> Short problem
Write out all of the lines below, exactly and completely.

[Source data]
════════════════

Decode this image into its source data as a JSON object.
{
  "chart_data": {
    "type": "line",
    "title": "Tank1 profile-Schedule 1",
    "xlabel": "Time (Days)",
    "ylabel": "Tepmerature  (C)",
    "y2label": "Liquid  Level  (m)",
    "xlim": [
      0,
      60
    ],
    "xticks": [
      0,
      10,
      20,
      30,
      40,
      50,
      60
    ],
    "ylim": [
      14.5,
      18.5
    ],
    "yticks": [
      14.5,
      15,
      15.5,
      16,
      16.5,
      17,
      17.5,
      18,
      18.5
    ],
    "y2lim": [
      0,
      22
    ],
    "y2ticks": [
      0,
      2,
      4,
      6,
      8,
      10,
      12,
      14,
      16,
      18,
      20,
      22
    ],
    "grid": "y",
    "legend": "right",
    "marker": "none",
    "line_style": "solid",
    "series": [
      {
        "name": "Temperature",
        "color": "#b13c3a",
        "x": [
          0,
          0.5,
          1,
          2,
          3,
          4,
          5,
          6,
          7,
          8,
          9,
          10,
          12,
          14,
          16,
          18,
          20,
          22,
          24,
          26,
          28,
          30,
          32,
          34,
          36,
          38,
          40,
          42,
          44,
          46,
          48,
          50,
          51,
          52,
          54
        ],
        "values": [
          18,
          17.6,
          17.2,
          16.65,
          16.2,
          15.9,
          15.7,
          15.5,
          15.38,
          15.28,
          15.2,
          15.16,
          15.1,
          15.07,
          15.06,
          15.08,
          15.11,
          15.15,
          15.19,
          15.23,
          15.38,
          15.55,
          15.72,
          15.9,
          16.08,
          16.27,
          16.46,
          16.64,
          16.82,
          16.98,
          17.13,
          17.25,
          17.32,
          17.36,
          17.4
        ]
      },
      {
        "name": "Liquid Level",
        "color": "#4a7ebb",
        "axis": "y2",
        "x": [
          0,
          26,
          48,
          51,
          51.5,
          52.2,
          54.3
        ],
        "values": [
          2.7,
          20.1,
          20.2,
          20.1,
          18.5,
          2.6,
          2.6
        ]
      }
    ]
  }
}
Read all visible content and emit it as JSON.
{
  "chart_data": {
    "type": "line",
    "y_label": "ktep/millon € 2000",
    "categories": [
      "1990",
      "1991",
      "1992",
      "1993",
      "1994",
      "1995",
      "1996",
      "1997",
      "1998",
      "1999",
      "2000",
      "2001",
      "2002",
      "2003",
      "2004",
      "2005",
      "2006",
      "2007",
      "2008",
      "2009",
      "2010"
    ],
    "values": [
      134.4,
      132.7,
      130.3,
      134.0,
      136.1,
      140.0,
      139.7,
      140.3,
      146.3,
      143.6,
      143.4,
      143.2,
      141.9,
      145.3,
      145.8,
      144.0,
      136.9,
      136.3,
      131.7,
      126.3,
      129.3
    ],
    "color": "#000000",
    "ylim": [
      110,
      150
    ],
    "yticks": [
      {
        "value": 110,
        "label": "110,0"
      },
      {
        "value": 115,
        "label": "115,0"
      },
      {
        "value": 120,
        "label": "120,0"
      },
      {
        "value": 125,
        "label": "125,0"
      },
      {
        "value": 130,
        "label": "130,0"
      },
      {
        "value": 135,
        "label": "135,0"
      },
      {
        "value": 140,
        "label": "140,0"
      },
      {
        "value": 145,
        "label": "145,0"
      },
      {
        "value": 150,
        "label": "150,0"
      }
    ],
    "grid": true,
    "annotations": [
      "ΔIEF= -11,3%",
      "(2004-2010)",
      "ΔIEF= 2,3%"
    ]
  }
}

════════════════

> Answer
Decode this image into its source data as a JSON object.
{
  "chart_data": {
    "type": "line",
    "title": "Tank1 profile-Schedule 1",
    "xlabel": "Time (Days)",
    "ylabel": "Tepmerature  (C)",
    "y2label": "Liquid  Level  (m)",
    "xlim": [
      0,
      60
    ],
    "xticks": [
      0,
      10,
      20,
      30,
      40,
      50,
      60
    ],
    "ylim": [
      14.5,
      18.5
    ],
    "yticks": [
      14.5,
      15,
      15.5,
      16,
      16.5,
      17,
      17.5,
      18,
      18.5
    ],
    "y2lim": [
      0,
      22
    ],
    "y2ticks": [
      0,
      2,
      4,
      6,
      8,
      10,
      12,
      14,
      16,
      18,
      20,
      22
    ],
    "grid": "y",
    "legend": "right",
    "marker": "none",
    "line_style": "solid",
    "series": [
      {
        "name": "Temperature",
        "color": "#b13c3a",
        "x": [
          0,
          0.5,
          1,
          2,
          3,
          4,
          5,
          6,
          7,
          8,
          9,
          10,
          12,
          14,
          16,
          18,
          20,
          22,
          24,
          26,
          28,
          30,
          32,
          34,
          36,
          38,
          40,
          42,
          44,
          46,
          48,
          50,
          51,
          52,
          54
        ],
        "values": [
          18,
          17.6,
          17.2,
          16.65,
          16.2,
          15.9,
          15.7,
          15.5,
          15.38,
          15.28,
          15.2,
          15.16,
          15.1,
          15.07,
          15.06,
          15.08,
          15.11,
          15.15,
          15.19,
          15.23,
          15.38,
          15.55,
          15.72,
          15.9,
          16.08,
          16.27,
          16.46,
          16.64,
          16.82,
          16.98,
          17.13,
          17.25,
          17.32,
          17.36,
          17.4
        ]
      },
      {
        "name": "Liquid Level",
        "color": "#4a7ebb",
        "axis": "y2",
        "x": [
          0,
          26,
          48,
          51,
          51.5,
          52.2,
          54.3
        ],
        "values": [
          2.7,
          20.1,
          20.2,
          20.1,
          18.5,
          2.6,
          2.6
        ]
      }
    ]
  }
}
Read all visible content and emit it as JSON.
{
  "chart_data": {
    "type": "line",
    "y_label": "ktep/millon € 2000",
    "categories": [
      "1990",
      "1991",
      "1992",
      "1993",
      "1994",
      "1995",
      "1996",
      "1997",
      "1998",
      "1999",
      "2000",
      "2001",
      "2002",
      "2003",
      "2004",
      "2005",
      "2006",
      "2007",
      "2008",
      "2009",
      "2010"
    ],
    "values": [
      134.4,
      132.7,
      130.3,
      134.0,
      136.1,
      140.0,
      139.7,
      140.3,
      146.3,
      143.6,
      143.4,
      143.2,
      141.9,
      145.3,
      145.8,
      144.0,
      136.9,
      136.3,
      131.7,
      126.3,
      129.3
    ],
    "color": "#000000",
    "ylim": [
      110,
      150
    ],
    "yticks": [
      {
        "value": 110,
        "label": "110,0"
      },
      {
        "value": 115,
        "label": "115,0"
      },
      {
        "value": 120,
        "label": "120,0"
      },
      {
        "value": 125,
        "label": "125,0"
      },
      {
        "value": 130,
        "label": "130,0"
      },
      {
        "value": 135,
        "label": "135,0"
      },
      {
        "value": 140,
        "label": "140,0"
      },
      {
        "value": 145,
        "label": "145,0"
      },
      {
        "value": 150,
        "label": "150,0"
      }
    ],
    "grid": true,
    "annotations": [
      "ΔIEF= -11,3%",
      "(2004-2010)",
      "ΔIEF= 2,3%"
    ]
  }
}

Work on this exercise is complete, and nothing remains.